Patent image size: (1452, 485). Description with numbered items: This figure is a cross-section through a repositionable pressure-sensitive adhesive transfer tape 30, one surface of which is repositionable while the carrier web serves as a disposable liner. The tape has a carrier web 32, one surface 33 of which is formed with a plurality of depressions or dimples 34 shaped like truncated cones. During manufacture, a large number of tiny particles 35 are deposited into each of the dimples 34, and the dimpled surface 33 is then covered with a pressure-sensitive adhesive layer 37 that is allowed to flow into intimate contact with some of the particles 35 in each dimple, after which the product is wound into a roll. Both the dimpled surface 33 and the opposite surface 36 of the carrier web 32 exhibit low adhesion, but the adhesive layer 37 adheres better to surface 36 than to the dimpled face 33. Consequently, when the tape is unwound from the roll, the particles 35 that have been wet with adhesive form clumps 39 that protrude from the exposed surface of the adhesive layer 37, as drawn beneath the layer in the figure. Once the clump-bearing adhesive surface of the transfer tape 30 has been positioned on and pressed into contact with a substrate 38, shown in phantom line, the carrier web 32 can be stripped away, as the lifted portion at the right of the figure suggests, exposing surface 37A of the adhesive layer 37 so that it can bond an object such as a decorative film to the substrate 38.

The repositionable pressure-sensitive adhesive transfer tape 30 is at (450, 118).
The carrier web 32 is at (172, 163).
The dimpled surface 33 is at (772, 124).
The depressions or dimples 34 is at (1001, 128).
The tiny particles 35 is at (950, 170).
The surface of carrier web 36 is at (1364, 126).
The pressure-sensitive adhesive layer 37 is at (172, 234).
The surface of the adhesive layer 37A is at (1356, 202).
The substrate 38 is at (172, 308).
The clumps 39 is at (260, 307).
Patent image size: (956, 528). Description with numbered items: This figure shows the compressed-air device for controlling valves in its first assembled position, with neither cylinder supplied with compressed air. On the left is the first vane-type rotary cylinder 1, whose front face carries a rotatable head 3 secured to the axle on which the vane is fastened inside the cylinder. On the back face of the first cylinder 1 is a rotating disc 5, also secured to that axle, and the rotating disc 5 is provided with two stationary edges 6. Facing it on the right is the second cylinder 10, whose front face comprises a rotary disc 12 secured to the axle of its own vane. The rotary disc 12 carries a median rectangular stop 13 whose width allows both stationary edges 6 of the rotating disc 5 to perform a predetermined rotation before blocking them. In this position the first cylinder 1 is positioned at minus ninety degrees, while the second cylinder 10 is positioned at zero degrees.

+++

Arrange each line of the entries above as a Markdown table with two columns, No. and Text. Number the rows in order and leave out blank lines.

| No. | Text |
|---|---|
| 1 | Patent image size: (1452, 485). Description with numbered items: This figure is a cross-section through a repositionable pressure-sensitive adhesive transfer tape 30, one surface of which is repositionable while the carrier web serves as a disposable liner. The tape has a carrier web 32, one surface 33 of which is formed with a plurality of depressions or dimples 34 shaped like truncated cones. During manufacture, a large number of tiny particles 35 are deposited into each of the dimples 34, and the dimpled surface 33 is then covered with a pressure-sensitive adhesive layer 37 that is allowed to flow into intimate contact with some of the particles 35 in each dimple, after which the product is wound into a roll. Both the dimpled surface 33 and the opposite surface 36 of the carrier web 32 exhibit low adhesion, but the adhesive layer 37 adheres better to surface 36 than to the dimpled face 33. Consequently, when the tape is unwound from the roll, the particles 35 that have been wet with adhesive form clumps 39 that protrude from the exposed surface of the adhesive layer 37, as drawn beneath the layer in the figure. Once the clump-bearing adhesive surface of the transfer tape 30 has been positioned on and pressed into contact with a substrate 38, shown in phantom line, the carrier web 32 can be stripped away, as the lifted portion at the right of the figure suggests, exposing surface 37A of the adhesive layer 37 so that it can bond an object such as a decorative film to the substrate 38. |
| 2 | The repositionable pressure-sensitive adhesive transfer tape 30 is at (450, 118). |
| 3 | The carrier web 32 is at (172, 163). |
| 4 | The dimpled surface 33 is at (772, 124). |
| 5 | The depressions or dimples 34 is at (1001, 128). |
| 6 | The tiny particles 35 is at (950, 170). |
| 7 | The surface of carrier web 36 is at (1364, 126). |
| 8 | The pressure-sensitive adhesive layer 37 is at (172, 234). |
| 9 | The surface of the adhesive layer 37A is at (1356, 202). |
| 10 | The substrate 38 is at (172, 308). |
| 11 | The clumps 39 is at (260, 307). |
| 12 | Patent image size: (956, 528). Description with numbered items: This figure shows the compressed-air device for controlling valves in its first assembled position, with neither cylinder supplied with compressed air. On the left is the first vane-type rotary cylinder 1, whose front face carries a rotatable head 3 secured to the axle on which the vane is fastened inside the cylinder. On the back face of the first cylinder 1 is a rotating disc 5, also secured to that axle, and the rotating disc 5 is provided with two stationary edges 6. Facing it on the right is the second cylinder 10, whose front face comprises a rotary disc 12 secured to the axle of its own vane. The rotary disc 12 carries a median rectangular stop 13 whose width allows both stationary edges 6 of the rotating disc 5 to perform a predetermined rotation before blocking them. In this position the first cylinder 1 is positioned at minus ninety degrees, while the second cylinder 10 is positioned at zero degrees. |